Dates, Dates, Dates – and I’m Not Talking Food

Some people are blessed with good memories. I’d like to think of myself as one of those people. But I ain’t got nothing on my spouse. His memory is not only good, it’s freakishly detailed, calendar-oriented, and scarily accurate. Don’t argue with him about what happened in June of 1985. He will win. Every time. I’ve seen it at family gatherings – his mom or dad will mention some memory of when he and his brother were little and it starts. Bro-in-law throws out a date, spouse counters, and it’s on. It’s on like Donkey Kong – and keeps going until my spouse has not only refuted all other opinions, but thrown out five, six or ten pieces of supporting evidence that also occurred in the vicinity of said event on the timeline.

He’s probably some kind of memory-date-savant. Cause for the really important dates he can also give you the time of the event, give or take fifteen minutes or so.

Not so with me. My memory is more photographic, and centered around important events. I can remember my kids’ birthdays, elementary school teachers, anniversary, stuff like that. But my memory is more relative, as in, I can do the math and figure out what year Empire Strikes Back premiered – but don’t have instant recall.

TASK LIST:
1. Can you sum up the essay on remembering dates in two sentences?
2. Could you extract the passage of the essay on remembering dates starting at "He’s probably some" and ending at "minutes or so."?
The rows that follow come from a separate source and have no connection to the text.

RECORD LIST:
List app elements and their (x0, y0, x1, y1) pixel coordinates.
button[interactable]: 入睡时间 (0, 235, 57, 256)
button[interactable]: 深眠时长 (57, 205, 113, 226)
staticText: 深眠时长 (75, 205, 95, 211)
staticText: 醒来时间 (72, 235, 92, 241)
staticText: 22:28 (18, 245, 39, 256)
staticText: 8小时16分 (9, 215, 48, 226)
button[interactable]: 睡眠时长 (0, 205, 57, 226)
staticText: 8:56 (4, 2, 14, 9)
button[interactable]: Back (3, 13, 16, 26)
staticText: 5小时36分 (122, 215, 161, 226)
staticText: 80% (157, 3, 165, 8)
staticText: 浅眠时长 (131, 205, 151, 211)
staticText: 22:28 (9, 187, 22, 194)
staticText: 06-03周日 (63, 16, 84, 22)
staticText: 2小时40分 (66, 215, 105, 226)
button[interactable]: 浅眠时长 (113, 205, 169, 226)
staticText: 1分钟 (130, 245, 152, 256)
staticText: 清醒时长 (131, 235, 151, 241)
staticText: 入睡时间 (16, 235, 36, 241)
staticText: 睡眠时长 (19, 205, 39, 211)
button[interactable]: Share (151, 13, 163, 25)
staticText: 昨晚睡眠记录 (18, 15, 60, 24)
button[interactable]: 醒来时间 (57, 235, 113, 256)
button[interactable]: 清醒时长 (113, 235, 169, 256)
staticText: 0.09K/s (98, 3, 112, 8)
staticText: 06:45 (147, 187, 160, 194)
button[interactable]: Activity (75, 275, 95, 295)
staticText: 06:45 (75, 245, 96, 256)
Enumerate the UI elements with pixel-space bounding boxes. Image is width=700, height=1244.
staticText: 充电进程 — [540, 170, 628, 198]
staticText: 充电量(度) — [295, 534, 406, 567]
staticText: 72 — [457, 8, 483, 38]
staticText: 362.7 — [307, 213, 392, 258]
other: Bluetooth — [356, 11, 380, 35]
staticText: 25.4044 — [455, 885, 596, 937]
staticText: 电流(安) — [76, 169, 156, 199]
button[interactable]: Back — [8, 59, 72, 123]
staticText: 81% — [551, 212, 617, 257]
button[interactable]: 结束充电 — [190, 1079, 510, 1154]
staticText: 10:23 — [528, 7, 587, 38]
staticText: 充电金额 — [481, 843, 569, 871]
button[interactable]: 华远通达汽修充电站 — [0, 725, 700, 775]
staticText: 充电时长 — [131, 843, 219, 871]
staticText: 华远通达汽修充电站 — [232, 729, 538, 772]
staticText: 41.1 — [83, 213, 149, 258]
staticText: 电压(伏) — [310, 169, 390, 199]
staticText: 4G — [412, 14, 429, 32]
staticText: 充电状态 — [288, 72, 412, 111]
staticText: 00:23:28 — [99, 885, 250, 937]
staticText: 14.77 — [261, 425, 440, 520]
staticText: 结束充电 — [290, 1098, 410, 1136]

TASK RESPONSES:
1. The writer's spouse has a freakishly detailed, calendar-oriented and accurate memory for dates. He wins family arguments by citing supporting events and can time important moments to within about fifteen minutes, while the writer's memory is more photographic and centered on important events, working out dates rather than recalling them instantly.

2.
He’s probably some kind of memory-date-savant. Cause for the really important dates he can also give you the time of the event, give or take fifteen minutes or so.